[START Data in this exercise]
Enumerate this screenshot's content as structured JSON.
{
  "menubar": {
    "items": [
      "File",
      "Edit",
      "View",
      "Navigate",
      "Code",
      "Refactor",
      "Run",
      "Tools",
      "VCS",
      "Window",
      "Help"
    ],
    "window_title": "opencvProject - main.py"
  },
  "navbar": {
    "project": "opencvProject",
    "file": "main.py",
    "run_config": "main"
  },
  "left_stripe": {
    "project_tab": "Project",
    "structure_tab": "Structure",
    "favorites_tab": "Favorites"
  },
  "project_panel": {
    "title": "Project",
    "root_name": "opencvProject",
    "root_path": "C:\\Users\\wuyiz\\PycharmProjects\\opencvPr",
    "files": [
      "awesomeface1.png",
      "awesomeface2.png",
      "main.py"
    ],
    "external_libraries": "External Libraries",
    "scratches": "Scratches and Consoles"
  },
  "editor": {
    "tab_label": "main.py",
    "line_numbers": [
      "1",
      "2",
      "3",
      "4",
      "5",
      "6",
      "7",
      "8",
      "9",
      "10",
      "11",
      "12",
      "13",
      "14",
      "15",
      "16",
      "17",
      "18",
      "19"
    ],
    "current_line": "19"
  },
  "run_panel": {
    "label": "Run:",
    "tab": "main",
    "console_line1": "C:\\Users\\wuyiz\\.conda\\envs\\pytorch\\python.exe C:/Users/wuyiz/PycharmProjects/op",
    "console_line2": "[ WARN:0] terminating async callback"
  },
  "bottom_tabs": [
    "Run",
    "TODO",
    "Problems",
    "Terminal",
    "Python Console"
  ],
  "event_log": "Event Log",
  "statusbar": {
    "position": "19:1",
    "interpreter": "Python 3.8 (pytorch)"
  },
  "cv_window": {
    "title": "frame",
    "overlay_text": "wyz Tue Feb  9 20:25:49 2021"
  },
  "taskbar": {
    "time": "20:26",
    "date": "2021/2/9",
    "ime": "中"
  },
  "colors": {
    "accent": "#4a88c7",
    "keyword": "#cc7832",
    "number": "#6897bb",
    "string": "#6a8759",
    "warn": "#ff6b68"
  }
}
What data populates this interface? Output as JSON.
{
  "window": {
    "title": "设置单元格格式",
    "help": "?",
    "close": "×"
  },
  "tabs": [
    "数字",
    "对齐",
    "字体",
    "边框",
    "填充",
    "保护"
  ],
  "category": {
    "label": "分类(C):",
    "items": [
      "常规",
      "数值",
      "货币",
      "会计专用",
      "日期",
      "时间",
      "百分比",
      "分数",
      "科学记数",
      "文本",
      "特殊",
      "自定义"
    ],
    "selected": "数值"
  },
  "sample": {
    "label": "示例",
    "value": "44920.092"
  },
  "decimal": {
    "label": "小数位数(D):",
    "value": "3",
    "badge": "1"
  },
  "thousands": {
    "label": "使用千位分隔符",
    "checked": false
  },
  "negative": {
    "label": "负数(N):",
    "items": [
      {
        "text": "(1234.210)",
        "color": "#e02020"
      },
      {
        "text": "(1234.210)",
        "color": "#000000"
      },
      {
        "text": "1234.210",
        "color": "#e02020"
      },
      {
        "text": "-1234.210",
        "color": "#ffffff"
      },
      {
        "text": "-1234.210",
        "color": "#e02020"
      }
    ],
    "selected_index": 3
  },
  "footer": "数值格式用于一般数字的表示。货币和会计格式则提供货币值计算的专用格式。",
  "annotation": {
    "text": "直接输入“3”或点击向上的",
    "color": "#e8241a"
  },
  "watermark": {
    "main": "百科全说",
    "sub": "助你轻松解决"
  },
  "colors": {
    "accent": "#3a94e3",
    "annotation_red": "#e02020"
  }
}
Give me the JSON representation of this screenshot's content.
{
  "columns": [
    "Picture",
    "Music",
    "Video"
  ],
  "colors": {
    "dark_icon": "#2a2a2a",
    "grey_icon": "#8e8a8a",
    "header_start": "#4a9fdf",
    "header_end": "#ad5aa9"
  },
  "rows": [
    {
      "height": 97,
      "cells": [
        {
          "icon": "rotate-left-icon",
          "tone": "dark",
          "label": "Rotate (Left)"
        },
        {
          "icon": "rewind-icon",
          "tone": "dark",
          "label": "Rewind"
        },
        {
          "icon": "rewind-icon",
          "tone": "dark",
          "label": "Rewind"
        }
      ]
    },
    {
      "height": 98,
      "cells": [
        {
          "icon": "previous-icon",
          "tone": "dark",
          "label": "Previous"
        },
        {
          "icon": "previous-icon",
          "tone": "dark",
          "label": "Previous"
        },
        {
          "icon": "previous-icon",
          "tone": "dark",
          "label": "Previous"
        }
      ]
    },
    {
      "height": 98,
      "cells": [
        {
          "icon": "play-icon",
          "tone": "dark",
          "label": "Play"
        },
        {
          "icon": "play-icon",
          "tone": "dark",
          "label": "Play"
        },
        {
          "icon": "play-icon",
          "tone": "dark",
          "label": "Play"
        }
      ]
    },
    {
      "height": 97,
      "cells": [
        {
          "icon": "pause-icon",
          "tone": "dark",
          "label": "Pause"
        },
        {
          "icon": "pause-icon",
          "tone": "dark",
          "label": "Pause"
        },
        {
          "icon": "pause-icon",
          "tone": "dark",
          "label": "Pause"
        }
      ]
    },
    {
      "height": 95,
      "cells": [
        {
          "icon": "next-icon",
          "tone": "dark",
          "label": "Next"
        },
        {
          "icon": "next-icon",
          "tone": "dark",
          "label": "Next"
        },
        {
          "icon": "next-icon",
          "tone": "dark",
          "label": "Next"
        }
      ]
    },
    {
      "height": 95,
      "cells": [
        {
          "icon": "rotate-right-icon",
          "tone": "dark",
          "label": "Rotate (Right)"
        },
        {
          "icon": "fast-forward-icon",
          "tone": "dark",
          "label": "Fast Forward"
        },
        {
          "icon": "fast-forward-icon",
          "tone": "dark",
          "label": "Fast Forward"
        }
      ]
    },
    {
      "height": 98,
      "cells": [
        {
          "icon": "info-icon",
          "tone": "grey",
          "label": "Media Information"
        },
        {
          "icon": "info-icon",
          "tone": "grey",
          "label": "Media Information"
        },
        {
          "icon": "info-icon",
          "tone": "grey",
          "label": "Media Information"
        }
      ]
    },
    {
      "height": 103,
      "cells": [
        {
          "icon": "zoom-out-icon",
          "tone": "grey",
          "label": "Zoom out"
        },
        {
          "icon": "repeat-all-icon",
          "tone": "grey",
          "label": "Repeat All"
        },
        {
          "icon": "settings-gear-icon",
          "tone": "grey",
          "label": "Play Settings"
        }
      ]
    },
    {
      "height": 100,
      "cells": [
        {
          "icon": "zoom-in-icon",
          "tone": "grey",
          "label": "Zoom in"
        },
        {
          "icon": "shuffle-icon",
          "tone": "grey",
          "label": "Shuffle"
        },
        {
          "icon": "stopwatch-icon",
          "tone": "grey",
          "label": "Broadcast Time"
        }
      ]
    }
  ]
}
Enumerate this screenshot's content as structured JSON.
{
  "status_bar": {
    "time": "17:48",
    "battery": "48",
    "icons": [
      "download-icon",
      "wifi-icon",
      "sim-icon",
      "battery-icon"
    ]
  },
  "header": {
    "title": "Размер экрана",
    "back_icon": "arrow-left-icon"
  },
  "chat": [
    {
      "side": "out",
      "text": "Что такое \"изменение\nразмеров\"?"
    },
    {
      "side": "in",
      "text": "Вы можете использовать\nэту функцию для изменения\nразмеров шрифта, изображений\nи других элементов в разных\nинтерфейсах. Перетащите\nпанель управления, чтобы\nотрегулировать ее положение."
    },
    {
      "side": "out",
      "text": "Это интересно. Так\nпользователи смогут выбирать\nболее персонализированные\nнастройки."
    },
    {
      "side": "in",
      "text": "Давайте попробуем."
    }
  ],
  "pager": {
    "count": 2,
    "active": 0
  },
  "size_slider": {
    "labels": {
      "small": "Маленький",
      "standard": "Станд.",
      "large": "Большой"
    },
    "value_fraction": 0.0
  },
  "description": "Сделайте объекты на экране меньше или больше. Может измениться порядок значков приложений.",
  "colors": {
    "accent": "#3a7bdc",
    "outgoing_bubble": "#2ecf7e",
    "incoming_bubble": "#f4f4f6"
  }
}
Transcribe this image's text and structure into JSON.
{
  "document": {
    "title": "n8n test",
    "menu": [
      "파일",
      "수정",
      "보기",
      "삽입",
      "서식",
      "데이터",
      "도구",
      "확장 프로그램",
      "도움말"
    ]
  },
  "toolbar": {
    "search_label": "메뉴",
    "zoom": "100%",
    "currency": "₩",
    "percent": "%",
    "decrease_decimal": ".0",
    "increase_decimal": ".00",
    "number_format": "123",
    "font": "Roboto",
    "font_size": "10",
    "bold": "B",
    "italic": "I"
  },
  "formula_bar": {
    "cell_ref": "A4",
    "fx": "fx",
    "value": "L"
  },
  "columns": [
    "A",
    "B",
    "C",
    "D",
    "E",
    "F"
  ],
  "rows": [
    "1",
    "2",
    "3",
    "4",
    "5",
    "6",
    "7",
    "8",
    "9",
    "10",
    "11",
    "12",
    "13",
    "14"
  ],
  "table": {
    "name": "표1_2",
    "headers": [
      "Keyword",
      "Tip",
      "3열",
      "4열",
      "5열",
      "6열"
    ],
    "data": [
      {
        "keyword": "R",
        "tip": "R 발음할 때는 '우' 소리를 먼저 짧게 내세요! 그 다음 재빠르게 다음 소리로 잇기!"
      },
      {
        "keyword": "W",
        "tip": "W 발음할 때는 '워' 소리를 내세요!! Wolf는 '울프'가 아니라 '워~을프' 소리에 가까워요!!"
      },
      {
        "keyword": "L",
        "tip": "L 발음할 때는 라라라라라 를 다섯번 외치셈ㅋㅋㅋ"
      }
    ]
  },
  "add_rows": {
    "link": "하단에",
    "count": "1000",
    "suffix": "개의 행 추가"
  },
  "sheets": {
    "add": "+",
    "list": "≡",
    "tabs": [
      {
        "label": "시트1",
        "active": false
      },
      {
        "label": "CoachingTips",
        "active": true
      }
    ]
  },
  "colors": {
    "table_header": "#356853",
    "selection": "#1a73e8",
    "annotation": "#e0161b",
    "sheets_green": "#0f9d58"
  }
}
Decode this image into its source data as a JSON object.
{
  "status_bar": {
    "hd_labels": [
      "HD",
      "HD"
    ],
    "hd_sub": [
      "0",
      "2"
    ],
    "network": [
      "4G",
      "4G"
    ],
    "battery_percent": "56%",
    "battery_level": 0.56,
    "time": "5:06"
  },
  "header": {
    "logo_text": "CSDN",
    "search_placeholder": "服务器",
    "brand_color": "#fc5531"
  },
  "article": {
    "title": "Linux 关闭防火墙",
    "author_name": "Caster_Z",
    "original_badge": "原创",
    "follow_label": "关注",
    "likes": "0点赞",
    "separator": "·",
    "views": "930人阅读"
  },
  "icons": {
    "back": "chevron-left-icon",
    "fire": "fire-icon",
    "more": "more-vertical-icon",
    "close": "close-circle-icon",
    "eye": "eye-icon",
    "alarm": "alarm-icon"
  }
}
[END Data in this exercise]
__What is needed__
In the data above, how many lines contain the string "nразмеров"? Answer with the number only.

__Task response__
2